**Text excerpt:**
========================================================================

You can treat the algae by adding double the recomended dose of excel onto the areas with algae using a pipette or syringe rather than simply putting your daily dose straight into the tank's water.  Don't do it too concentrated though or it can knock some plants back.  I used to take the daily dose and then fill the rest of the syringe with water to dilute it slightly first and then squirt that over the areas I wanted to treat.


----------



## ceg4048 (6 Apr 2008)

Hi,
    Welcome to the forum.   From your notes, the evidence suggests that your tank is suffering from starvation due to lack of the most important nutrients Nitrogen, Phosphorus and Potassium as well as Carbon. Your tap water may already be high in nitrates and phosphates and perhaps that is why you are not dosing these, however, you may want to consider using TPN+ instead of TPN which only provides trace elements. TPN+ contains NPK in addition to trace elements.

Excel, although a very good source of carbon cannot fix your fundamental problem of NPK starvation. Some NPK is obtained from the fish food  and fish waste but this is not enough.  It's not clear to me why you shun a pressurized system in favor of a yeast bottle. Is this a decor issue? A pressurized system can deliver a better, more stable supply of CO2. You need to drive the dropchecker at least into the green so clearly the yeast system is inadequate if it is always blue. The dropchecker water also needs to be of a known kH such as 4dkh water. Tank water is not a good idea. I'll have to admit I don't know what UFO lighting is. Could you clarify whether this is T5 or T8? If it's T5 then that's a fair amount of light for a 15 gallon so your nutrient dosing and CO2 needs to be up to snuff. Zero nitrates is not a good thing at all but I doubt that this is the true value because test kits are not very accurate.

========================================================================

**To do:**
[1] Do these statements agree with the aquarium forum thread? Answer yes or no for each, quoting the words of the thread that decide it.
(a) The first poster used to dilute the daily dose with water in the syringe before applying it.
(b) TPN supplies NPK along with trace elements.
(c) ceg4048 recommends filling the dropchecker with tank water.
[2] Can you sum up the aquarium forum thread in two sentences?
[3] How would the aquarium forum thread go on? Write the next part, picking up after its final sentence.

**Dataset content:**
========================================================================

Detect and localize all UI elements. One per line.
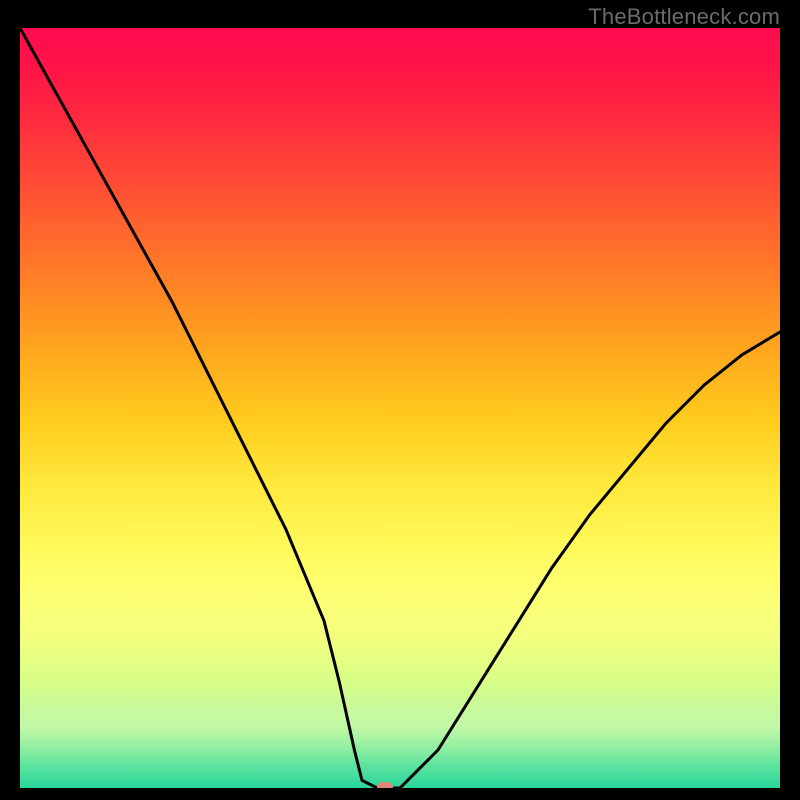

========================================================================

**Expected answers:**
[1]
(a) Yes: "fill the rest of the syringe with water to dilute it slightly first"
(b) No: "TPN which only provides trace elements"
(c) No: "Tank water is not a good idea."

[2] One poster advises treating algae by applying double the recommended dose of Excel directly to the affected areas with a pipette or syringe, slightly diluted, because too concentrated a dose can knock plants back. ceg4048 says the tank appears starved of nitrogen, phosphorus, potassium and carbon, suggests TPN+ instead of TPN, and argues that the yeast CO2 system is inadequate because the dropchecker stays blue, whereas a pressurized system would give a better, more stable CO2 supply.

[3]
You should also be changing at least 35 liters a week. Forget the stress zyme. The filter gets seeded by virtue of the water in the tank so save you money.

Cheers,


----------



## mork (7 Apr 2008)

Many thanks to you both for the advice which I will take on board. Regarding Ed's comments the concern about pressurised is more an issue of how it's going to look in the lounge (I don't wish to test my wife's tolerance too much) It is a corner tank so I can't get behind it now and you can't hide much at the sides. I will investigate whether one of the smaller systems will stand inside the cabinet  but it will be a squeeze! The filtration system sits on top of the tank under the hood and consists of 2 containers with a spray bar over each. Each container has layers of sponge, wool and ceramic noodles. One used to have carbon but I have replaced it with the noodles. Circulation within the tank appears to be good.

Thanks Ceg, for your comments. I have a nearly full bottle of TPN - is it possible to add the NPK separately? I do use 4dkh water in the drop checker and my lighting is T8. I don't think it will be easy to change the lighting due to the way the hood is designed. Any spares I need I get from this site:- 

http://www.aquarium-parts.co.uk/acatalo ... pares.html

What to do you think of my lighting schedule? I thought that this might be a factor

I will increase the volume of my water change - I didn't originally think that this was necessary due to the water stats. I will ditch the stress zyme.

Thanks again for the advice


----------



## Themuleous (7 Apr 2008)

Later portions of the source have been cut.